• [Exercise instructions]
Below are entries; tally how many lines hold the string "parece" and answer with only that figure.

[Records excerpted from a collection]
_ _ _ _

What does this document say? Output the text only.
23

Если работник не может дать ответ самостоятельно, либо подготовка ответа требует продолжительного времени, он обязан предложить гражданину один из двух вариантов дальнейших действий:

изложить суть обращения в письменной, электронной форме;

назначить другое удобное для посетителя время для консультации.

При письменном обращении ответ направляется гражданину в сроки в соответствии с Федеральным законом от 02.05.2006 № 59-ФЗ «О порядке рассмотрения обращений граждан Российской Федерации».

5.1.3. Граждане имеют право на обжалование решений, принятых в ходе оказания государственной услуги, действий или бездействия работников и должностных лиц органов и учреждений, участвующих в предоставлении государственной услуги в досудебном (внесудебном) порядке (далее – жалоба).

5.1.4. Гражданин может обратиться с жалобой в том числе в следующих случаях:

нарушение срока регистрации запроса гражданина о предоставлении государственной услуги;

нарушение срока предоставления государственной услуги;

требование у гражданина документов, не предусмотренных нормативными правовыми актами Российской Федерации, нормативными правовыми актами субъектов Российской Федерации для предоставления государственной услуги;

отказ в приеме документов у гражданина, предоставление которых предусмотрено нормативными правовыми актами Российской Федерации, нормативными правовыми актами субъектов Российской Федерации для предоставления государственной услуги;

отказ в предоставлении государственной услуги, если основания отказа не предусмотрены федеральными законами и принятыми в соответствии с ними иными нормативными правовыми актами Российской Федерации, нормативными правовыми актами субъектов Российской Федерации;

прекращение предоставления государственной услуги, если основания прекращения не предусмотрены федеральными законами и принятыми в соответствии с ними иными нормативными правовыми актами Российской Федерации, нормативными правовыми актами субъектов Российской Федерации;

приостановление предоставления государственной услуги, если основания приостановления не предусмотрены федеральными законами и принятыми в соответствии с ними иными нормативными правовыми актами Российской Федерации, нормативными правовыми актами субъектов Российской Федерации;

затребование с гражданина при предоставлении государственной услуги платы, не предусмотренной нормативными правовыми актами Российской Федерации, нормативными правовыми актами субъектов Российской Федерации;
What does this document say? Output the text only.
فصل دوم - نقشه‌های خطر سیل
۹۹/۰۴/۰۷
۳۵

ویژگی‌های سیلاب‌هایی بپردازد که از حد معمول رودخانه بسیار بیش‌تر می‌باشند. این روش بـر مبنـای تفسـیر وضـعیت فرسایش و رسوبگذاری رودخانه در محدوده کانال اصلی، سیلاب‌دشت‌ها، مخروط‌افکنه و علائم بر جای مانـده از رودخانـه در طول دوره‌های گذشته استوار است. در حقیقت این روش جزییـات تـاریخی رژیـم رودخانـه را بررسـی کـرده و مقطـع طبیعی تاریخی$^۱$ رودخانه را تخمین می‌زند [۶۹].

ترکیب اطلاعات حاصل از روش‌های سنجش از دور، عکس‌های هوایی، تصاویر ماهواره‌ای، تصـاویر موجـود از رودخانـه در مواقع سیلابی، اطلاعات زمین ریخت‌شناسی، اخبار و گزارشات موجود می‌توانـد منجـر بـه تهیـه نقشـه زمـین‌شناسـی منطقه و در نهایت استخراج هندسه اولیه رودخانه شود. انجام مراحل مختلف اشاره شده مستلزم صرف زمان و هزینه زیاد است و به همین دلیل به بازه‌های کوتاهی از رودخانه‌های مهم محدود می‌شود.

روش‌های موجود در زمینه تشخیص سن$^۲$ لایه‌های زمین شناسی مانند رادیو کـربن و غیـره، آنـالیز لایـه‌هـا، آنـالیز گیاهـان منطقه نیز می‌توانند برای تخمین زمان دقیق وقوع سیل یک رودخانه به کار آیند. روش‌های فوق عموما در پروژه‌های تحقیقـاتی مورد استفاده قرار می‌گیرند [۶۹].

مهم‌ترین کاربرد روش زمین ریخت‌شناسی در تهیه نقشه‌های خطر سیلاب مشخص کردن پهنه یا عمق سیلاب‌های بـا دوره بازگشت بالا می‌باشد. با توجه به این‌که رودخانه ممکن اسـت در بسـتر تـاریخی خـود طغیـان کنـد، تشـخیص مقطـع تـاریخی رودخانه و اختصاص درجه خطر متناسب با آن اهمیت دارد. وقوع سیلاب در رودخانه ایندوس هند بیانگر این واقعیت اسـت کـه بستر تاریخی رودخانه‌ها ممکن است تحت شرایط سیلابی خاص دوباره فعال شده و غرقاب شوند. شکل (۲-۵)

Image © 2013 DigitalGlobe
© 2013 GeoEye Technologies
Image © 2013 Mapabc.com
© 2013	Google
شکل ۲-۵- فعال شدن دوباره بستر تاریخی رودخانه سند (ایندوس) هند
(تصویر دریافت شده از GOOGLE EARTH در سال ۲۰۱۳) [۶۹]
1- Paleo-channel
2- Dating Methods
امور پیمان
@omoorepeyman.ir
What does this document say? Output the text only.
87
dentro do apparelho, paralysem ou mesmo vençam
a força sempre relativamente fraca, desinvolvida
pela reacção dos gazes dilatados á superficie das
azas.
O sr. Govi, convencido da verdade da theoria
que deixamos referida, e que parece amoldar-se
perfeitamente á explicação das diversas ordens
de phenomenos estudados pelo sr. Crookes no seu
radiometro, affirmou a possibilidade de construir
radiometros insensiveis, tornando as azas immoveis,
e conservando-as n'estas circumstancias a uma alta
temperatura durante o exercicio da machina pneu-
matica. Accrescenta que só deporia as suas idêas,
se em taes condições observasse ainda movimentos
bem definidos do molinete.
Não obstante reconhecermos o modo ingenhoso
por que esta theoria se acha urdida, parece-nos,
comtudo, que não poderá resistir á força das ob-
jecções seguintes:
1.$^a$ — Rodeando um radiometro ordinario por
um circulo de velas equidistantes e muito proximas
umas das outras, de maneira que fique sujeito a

_ _ _ _

• [Right answer]
2